> Recorded data
☆ ☆ ☆ ☆

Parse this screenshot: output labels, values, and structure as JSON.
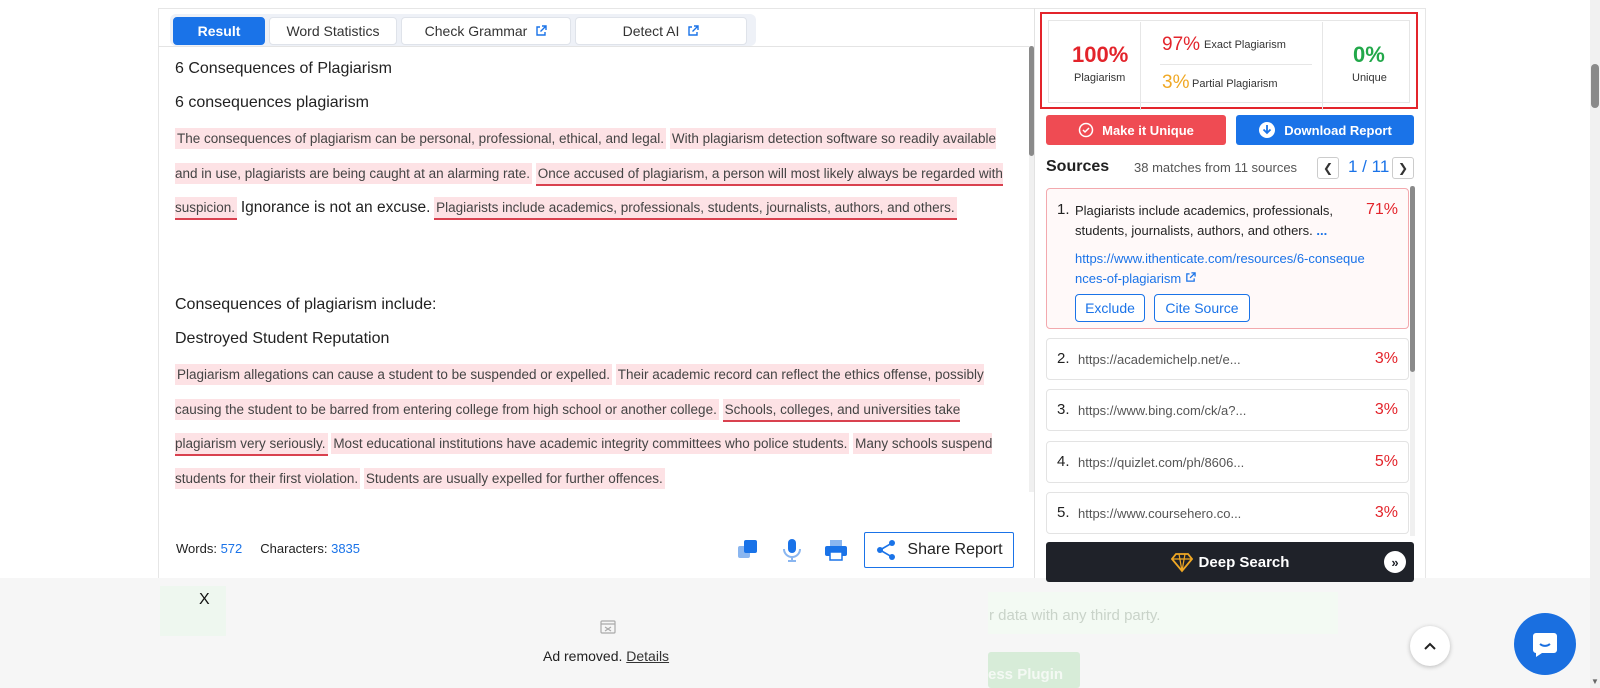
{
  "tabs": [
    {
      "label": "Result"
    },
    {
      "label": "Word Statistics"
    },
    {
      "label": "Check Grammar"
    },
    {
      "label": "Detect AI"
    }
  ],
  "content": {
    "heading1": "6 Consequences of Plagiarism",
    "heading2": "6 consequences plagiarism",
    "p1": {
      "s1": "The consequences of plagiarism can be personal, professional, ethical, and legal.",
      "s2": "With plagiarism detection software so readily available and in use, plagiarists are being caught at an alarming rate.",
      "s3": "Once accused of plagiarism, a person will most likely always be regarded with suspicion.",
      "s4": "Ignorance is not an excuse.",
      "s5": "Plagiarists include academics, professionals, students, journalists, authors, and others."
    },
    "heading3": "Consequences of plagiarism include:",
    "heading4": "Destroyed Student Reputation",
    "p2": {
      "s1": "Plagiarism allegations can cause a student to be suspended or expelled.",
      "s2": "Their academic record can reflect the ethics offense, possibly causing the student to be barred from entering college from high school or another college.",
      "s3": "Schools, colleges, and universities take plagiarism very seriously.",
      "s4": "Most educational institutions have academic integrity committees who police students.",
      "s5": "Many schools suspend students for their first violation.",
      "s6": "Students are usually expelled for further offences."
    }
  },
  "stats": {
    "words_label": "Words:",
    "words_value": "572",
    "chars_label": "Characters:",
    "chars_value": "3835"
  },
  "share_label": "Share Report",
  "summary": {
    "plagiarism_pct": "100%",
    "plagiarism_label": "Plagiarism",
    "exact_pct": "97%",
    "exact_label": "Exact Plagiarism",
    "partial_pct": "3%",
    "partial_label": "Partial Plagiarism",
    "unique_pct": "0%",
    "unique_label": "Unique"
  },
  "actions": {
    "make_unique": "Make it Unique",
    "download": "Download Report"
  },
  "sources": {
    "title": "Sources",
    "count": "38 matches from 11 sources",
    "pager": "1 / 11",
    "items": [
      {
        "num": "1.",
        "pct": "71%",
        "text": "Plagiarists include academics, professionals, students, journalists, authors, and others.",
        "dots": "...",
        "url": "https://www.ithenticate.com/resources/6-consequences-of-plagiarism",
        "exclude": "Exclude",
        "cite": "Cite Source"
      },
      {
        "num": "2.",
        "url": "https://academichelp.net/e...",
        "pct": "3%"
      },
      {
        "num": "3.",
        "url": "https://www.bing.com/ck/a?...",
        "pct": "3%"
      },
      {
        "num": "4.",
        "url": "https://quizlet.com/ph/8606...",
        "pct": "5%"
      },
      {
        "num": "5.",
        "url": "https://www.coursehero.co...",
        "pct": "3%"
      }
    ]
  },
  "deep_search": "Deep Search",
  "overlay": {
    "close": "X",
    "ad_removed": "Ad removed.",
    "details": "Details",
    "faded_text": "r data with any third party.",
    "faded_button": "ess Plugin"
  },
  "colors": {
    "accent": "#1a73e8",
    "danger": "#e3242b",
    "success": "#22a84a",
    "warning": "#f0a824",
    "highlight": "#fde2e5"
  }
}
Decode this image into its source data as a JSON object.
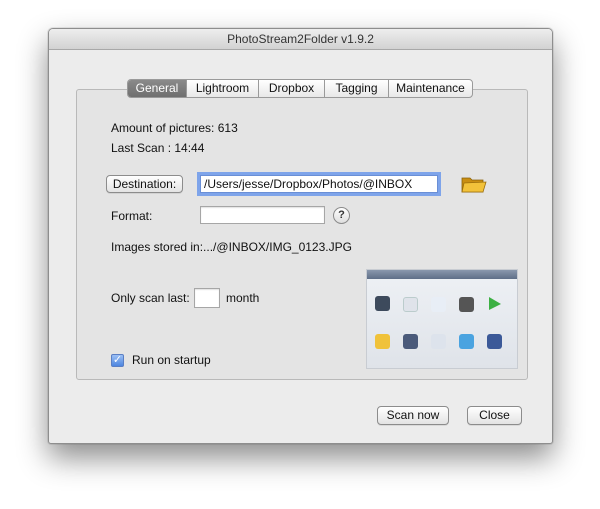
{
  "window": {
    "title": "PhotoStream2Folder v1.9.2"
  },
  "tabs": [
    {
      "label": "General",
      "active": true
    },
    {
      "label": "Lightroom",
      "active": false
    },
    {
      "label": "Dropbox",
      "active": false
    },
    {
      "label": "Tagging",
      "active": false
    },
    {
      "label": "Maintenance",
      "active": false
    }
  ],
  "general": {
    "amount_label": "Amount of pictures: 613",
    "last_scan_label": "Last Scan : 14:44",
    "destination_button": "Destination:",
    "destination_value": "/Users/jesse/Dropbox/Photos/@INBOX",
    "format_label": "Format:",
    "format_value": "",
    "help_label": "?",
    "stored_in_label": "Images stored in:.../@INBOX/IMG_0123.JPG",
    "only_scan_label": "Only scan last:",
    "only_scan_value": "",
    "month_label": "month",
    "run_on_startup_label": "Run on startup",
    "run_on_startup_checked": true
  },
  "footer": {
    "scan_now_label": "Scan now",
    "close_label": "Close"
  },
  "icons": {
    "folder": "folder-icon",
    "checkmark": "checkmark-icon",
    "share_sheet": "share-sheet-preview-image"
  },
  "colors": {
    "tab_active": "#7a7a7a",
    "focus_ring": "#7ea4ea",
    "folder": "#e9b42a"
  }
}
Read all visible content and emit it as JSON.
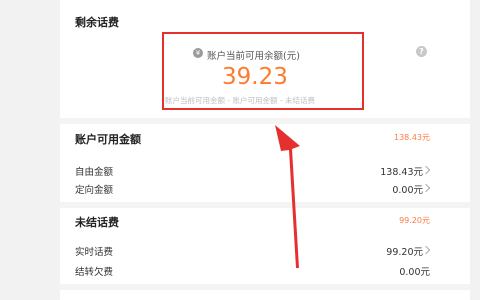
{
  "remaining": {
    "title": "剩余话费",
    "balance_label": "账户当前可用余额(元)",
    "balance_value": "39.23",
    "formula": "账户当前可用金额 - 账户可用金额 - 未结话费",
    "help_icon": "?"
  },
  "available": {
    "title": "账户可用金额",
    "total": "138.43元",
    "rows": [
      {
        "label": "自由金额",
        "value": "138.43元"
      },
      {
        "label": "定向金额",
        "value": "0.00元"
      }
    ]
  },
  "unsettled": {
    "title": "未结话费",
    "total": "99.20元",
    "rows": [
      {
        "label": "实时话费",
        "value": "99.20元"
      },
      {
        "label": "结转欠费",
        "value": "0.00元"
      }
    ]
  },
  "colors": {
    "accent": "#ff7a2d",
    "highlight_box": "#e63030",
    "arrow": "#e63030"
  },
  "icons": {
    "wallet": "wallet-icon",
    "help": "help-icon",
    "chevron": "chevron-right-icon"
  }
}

☆ ☆ ☆ ☆

> WHAT IS EXPECTED
Search the entries for the word "Report", then list each line that holds it.

> SOLUTION FOR THIS EXERCISE
  "share_label": "Share Report",
    "download": "Download Report"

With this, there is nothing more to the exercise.